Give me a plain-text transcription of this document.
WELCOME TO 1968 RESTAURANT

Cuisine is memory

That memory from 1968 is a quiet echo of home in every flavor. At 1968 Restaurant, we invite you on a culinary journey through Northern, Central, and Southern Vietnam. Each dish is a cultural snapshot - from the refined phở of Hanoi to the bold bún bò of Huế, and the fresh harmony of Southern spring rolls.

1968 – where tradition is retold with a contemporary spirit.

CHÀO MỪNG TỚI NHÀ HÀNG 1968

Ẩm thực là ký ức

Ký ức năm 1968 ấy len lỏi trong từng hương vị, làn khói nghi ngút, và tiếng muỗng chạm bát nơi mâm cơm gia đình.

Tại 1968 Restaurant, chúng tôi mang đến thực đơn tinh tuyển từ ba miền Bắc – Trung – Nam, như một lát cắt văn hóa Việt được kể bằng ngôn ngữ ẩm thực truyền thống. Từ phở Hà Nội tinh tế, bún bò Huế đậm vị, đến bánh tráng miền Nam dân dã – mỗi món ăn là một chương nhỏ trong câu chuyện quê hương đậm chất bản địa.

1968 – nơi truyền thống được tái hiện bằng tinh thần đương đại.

::::

* Exercise brief: Restate the listing in full, word for word.

* Result:
Give me a plain-text transcription of this document.
WELCOME TO 1968 RESTAURANT

Cuisine is memory

That memory from 1968 is a quiet echo of home in every flavor. At 1968 Restaurant, we invite you on a culinary journey through Northern, Central, and Southern Vietnam. Each dish is a cultural snapshot - from the refined phở of Hanoi to the bold bún bò of Huế, and the fresh harmony of Southern spring rolls.

1968 – where tradition is retold with a contemporary spirit.

CHÀO MỪNG TỚI NHÀ HÀNG 1968

Ẩm thực là ký ức

Ký ức năm 1968 ấy len lỏi trong từng hương vị, làn khói nghi ngút, và tiếng muỗng chạm bát nơi mâm cơm gia đình.

Tại 1968 Restaurant, chúng tôi mang đến thực đơn tinh tuyển từ ba miền Bắc – Trung – Nam, như một lát cắt văn hóa Việt được kể bằng ngôn ngữ ẩm thực truyền thống. Từ phở Hà Nội tinh tế, bún bò Huế đậm vị, đến bánh tráng miền Nam dân dã – mỗi món ăn là một chương nhỏ trong câu chuyện quê hương đậm chất bản địa.

1968 – nơi truyền thống được tái hiện bằng tinh thần đương đại.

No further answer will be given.